Set exercise: Check each line of the listing below for the string "August", and copy the ones that have it.

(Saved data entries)
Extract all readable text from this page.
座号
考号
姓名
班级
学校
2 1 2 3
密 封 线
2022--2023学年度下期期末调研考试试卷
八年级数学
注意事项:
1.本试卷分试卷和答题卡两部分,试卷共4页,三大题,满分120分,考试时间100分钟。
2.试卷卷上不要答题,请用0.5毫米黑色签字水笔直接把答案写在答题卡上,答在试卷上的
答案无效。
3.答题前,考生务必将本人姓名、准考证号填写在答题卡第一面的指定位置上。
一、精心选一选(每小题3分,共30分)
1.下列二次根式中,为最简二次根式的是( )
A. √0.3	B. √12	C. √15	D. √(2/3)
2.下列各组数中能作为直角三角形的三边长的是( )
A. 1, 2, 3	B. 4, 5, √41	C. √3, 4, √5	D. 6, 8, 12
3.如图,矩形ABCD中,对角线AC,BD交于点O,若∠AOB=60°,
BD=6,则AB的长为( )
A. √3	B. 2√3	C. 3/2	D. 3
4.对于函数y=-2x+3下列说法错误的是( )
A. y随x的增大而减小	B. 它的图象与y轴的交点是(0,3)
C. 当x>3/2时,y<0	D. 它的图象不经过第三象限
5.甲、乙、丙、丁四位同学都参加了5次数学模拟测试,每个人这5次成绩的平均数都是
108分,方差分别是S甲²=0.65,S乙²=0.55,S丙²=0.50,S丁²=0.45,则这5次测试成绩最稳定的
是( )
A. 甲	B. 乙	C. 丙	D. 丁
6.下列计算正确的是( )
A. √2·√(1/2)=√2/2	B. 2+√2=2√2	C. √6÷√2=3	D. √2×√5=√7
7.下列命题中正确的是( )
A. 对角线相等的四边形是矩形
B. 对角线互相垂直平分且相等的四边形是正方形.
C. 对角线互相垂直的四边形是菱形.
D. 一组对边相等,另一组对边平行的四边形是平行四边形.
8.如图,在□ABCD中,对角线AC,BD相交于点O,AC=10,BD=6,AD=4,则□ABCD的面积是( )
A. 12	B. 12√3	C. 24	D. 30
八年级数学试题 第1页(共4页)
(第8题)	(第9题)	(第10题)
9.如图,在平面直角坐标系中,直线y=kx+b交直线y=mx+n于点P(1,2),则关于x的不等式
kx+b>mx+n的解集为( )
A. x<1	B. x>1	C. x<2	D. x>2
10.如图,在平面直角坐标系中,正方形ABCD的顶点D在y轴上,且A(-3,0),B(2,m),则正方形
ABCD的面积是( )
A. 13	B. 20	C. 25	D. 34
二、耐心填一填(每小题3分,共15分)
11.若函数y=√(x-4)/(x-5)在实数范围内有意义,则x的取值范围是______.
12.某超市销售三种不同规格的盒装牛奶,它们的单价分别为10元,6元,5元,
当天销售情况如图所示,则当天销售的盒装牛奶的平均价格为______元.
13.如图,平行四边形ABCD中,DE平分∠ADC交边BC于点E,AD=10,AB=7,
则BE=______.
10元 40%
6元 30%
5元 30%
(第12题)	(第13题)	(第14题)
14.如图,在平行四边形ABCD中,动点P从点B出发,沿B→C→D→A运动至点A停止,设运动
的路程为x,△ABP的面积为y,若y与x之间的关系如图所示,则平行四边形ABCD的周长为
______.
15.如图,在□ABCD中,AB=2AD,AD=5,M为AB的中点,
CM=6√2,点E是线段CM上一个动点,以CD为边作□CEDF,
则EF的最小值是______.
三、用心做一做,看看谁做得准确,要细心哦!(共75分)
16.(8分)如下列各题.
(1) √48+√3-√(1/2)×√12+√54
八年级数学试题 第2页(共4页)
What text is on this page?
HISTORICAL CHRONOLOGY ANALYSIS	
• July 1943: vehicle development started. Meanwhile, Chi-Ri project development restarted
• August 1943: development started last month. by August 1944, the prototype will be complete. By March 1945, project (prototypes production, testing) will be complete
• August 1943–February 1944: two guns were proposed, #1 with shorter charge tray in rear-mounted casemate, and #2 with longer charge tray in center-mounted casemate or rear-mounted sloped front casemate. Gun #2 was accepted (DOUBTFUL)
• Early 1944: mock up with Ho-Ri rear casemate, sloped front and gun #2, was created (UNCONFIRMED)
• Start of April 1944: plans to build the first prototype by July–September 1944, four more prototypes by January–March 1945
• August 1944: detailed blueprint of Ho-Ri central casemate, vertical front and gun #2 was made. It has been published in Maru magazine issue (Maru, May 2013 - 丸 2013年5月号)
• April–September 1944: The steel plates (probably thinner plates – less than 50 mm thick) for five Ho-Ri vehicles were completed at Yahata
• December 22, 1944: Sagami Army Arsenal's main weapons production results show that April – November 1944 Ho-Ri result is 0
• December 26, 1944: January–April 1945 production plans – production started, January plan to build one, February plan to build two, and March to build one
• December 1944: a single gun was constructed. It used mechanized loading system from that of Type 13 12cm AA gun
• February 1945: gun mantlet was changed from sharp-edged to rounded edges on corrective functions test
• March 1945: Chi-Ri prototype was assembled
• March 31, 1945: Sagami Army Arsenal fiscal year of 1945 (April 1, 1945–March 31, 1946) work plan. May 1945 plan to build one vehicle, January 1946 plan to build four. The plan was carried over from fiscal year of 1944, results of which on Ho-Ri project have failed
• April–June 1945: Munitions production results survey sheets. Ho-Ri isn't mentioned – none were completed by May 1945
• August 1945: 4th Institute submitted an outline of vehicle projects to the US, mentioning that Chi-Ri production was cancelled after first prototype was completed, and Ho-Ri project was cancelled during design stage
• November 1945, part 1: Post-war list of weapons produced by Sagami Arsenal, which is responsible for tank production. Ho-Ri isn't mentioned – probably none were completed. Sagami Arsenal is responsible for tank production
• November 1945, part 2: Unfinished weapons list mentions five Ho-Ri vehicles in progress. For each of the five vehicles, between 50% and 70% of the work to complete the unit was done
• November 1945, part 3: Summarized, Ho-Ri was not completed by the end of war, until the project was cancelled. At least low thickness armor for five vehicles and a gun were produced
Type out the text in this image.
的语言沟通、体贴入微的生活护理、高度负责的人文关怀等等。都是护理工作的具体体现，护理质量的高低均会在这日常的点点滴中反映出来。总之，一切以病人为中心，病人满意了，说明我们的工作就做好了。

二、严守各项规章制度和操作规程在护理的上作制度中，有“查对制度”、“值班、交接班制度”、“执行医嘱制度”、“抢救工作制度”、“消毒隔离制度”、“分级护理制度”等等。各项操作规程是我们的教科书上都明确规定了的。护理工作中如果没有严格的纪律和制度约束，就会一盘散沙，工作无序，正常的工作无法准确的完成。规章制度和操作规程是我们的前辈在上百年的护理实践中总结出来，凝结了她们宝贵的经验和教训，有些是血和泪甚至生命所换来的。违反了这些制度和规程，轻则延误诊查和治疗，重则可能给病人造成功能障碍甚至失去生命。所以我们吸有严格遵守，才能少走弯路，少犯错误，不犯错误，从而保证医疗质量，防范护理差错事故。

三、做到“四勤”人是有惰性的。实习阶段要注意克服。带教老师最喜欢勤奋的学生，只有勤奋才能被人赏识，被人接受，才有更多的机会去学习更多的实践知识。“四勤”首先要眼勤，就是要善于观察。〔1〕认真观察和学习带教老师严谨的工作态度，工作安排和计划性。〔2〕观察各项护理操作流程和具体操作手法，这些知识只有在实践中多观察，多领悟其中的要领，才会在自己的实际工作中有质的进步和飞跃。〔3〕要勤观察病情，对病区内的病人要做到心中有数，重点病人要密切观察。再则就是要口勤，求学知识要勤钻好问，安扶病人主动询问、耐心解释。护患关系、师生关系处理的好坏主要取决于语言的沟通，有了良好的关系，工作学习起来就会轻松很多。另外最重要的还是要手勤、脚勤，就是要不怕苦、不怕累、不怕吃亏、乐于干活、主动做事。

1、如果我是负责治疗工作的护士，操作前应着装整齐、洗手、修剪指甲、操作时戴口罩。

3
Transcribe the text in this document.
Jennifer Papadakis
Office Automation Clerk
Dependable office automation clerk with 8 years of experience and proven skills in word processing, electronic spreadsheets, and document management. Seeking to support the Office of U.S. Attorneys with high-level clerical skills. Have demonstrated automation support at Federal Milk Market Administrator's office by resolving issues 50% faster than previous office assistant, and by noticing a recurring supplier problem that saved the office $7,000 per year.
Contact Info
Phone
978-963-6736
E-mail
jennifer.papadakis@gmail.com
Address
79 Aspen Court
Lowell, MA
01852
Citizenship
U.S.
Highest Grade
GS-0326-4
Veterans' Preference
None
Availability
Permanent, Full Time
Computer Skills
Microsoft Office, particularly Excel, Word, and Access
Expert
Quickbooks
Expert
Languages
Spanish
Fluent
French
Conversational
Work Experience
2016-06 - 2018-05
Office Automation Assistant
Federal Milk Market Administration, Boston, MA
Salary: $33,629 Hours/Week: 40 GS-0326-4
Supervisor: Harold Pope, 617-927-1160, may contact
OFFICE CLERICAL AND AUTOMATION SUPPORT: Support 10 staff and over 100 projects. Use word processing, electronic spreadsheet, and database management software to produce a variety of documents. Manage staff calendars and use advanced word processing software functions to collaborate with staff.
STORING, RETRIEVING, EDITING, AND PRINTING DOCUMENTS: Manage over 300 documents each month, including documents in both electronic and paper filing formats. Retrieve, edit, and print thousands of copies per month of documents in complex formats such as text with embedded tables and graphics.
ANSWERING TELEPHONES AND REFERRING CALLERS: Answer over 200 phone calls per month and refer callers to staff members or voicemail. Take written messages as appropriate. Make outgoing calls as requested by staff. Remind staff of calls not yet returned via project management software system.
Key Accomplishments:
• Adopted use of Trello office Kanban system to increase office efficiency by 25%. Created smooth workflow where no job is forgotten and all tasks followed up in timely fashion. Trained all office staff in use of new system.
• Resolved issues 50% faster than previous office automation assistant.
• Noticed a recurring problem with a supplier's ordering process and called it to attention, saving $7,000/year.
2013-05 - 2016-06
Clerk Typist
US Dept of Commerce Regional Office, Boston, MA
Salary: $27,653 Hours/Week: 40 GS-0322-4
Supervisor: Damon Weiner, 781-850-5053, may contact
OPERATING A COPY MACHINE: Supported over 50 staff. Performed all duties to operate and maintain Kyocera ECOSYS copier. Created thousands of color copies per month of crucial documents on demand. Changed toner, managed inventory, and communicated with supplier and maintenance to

Exercise result:
• August 1943: development started last month. by August 1944, the prototype will be complete. By March 1945, project (prototypes production, testing) will be complete
• August 1943–February 1944: two guns were proposed, #1 with shorter charge tray in rear-mounted casemate, and #2 with longer charge tray in center-mounted casemate or rear-mounted sloped front casemate. Gun #2 was accepted (DOUBTFUL)
• August 1944: detailed blueprint of Ho-Ri central casemate, vertical front and gun #2 was made. It has been published in Maru magazine issue (Maru, May 2013 - 丸 2013年5月号)
• August 1945: 4th Institute submitted an outline of vehicle projects to the US, mentioning that Chi-Ri production was cancelled after first prototype was completed, and Ho-Ri project was cancelled during design stage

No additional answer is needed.